= What to produce =
Reproduce the listing below without any change.

▼▼▼

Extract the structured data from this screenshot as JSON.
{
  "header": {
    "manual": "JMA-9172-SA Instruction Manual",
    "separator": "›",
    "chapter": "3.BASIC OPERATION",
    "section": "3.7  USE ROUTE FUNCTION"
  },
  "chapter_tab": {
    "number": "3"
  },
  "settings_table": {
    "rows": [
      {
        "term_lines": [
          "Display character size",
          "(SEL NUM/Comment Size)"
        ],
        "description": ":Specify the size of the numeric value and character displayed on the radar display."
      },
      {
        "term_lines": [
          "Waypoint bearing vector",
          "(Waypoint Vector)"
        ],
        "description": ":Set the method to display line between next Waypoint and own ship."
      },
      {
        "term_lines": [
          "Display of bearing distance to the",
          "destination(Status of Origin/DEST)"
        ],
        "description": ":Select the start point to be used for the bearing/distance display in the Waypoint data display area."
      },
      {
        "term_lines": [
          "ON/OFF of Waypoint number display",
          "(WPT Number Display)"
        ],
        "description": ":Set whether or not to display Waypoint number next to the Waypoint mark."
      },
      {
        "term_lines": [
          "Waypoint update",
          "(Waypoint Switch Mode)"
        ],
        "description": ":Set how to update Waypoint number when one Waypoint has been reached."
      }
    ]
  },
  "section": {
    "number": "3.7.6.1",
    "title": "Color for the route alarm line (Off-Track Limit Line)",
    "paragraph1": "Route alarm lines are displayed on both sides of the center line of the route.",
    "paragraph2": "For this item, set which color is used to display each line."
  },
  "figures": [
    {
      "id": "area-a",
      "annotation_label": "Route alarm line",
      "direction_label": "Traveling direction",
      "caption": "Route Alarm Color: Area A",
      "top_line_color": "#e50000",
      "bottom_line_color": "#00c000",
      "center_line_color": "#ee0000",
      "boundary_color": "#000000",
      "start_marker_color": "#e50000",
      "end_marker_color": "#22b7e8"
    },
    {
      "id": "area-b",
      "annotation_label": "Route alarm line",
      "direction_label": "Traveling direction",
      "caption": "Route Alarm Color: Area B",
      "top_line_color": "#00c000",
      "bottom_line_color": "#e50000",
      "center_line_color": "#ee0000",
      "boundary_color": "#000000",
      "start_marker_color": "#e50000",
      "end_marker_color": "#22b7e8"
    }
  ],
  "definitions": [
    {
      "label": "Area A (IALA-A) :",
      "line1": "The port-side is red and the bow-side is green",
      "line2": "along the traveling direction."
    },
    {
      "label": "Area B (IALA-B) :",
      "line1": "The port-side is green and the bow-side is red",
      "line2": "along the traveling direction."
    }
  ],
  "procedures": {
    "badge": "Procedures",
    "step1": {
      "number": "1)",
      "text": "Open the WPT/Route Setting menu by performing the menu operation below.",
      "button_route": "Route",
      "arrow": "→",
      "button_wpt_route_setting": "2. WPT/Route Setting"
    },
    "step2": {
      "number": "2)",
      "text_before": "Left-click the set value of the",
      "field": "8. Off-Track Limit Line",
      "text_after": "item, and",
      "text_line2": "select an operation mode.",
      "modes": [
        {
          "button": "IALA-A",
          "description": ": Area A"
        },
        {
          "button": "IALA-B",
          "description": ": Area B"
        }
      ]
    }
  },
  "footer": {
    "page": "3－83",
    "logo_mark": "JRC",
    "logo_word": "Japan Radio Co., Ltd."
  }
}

▲▲▲

= Result of the task =
Extract the structured data from this screenshot as JSON.
{
  "header": {
    "manual": "JMA-9172-SA Instruction Manual",
    "separator": "›",
    "chapter": "3.BASIC OPERATION",
    "section": "3.7  USE ROUTE FUNCTION"
  },
  "chapter_tab": {
    "number": "3"
  },
  "settings_table": {
    "rows": [
      {
        "term_lines": [
          "Display character size",
          "(SEL NUM/Comment Size)"
        ],
        "description": ":Specify the size of the numeric value and character displayed on the radar display."
      },
      {
        "term_lines": [
          "Waypoint bearing vector",
          "(Waypoint Vector)"
        ],
        "description": ":Set the method to display line between next Waypoint and own ship."
      },
      {
        "term_lines": [
          "Display of bearing distance to the",
          "destination(Status of Origin/DEST)"
        ],
        "description": ":Select the start point to be used for the bearing/distance display in the Waypoint data display area."
      },
      {
        "term_lines": [
          "ON/OFF of Waypoint number display",
          "(WPT Number Display)"
        ],
        "description": ":Set whether or not to display Waypoint number next to the Waypoint mark."
      },
      {
        "term_lines": [
          "Waypoint update",
          "(Waypoint Switch Mode)"
        ],
        "description": ":Set how to update Waypoint number when one Waypoint has been reached."
      }
    ]
  },
  "section": {
    "number": "3.7.6.1",
    "title": "Color for the route alarm line (Off-Track Limit Line)",
    "paragraph1": "Route alarm lines are displayed on both sides of the center line of the route.",
    "paragraph2": "For this item, set which color is used to display each line."
  },
  "figures": [
    {
      "id": "area-a",
      "annotation_label": "Route alarm line",
      "direction_label": "Traveling direction",
      "caption": "Route Alarm Color: Area A",
      "top_line_color": "#e50000",
      "bottom_line_color": "#00c000",
      "center_line_color": "#ee0000",
      "boundary_color": "#000000",
      "start_marker_color": "#e50000",
      "end_marker_color": "#22b7e8"
    },
    {
      "id": "area-b",
      "annotation_label": "Route alarm line",
      "direction_label": "Traveling direction",
      "caption": "Route Alarm Color: Area B",
      "top_line_color": "#00c000",
      "bottom_line_color": "#e50000",
      "center_line_color": "#ee0000",
      "boundary_color": "#000000",
      "start_marker_color": "#e50000",
      "end_marker_color": "#22b7e8"
    }
  ],
  "definitions": [
    {
      "label": "Area A (IALA-A) :",
      "line1": "The port-side is red and the bow-side is green",
      "line2": "along the traveling direction."
    },
    {
      "label": "Area B (IALA-B) :",
      "line1": "The port-side is green and the bow-side is red",
      "line2": "along the traveling direction."
    }
  ],
  "procedures": {
    "badge": "Procedures",
    "step1": {
      "number": "1)",
      "text": "Open the WPT/Route Setting menu by performing the menu operation below.",
      "button_route": "Route",
      "arrow": "→",
      "button_wpt_route_setting": "2. WPT/Route Setting"
    },
    "step2": {
      "number": "2)",
      "text_before": "Left-click the set value of the",
      "field": "8. Off-Track Limit Line",
      "text_after": "item, and",
      "text_line2": "select an operation mode.",
      "modes": [
        {
          "button": "IALA-A",
          "description": ": Area A"
        },
        {
          "button": "IALA-B",
          "description": ": Area B"
        }
      ]
    }
  },
  "footer": {
    "page": "3－83",
    "logo_mark": "JRC",
    "logo_word": "Japan Radio Co., Ltd."
  }
}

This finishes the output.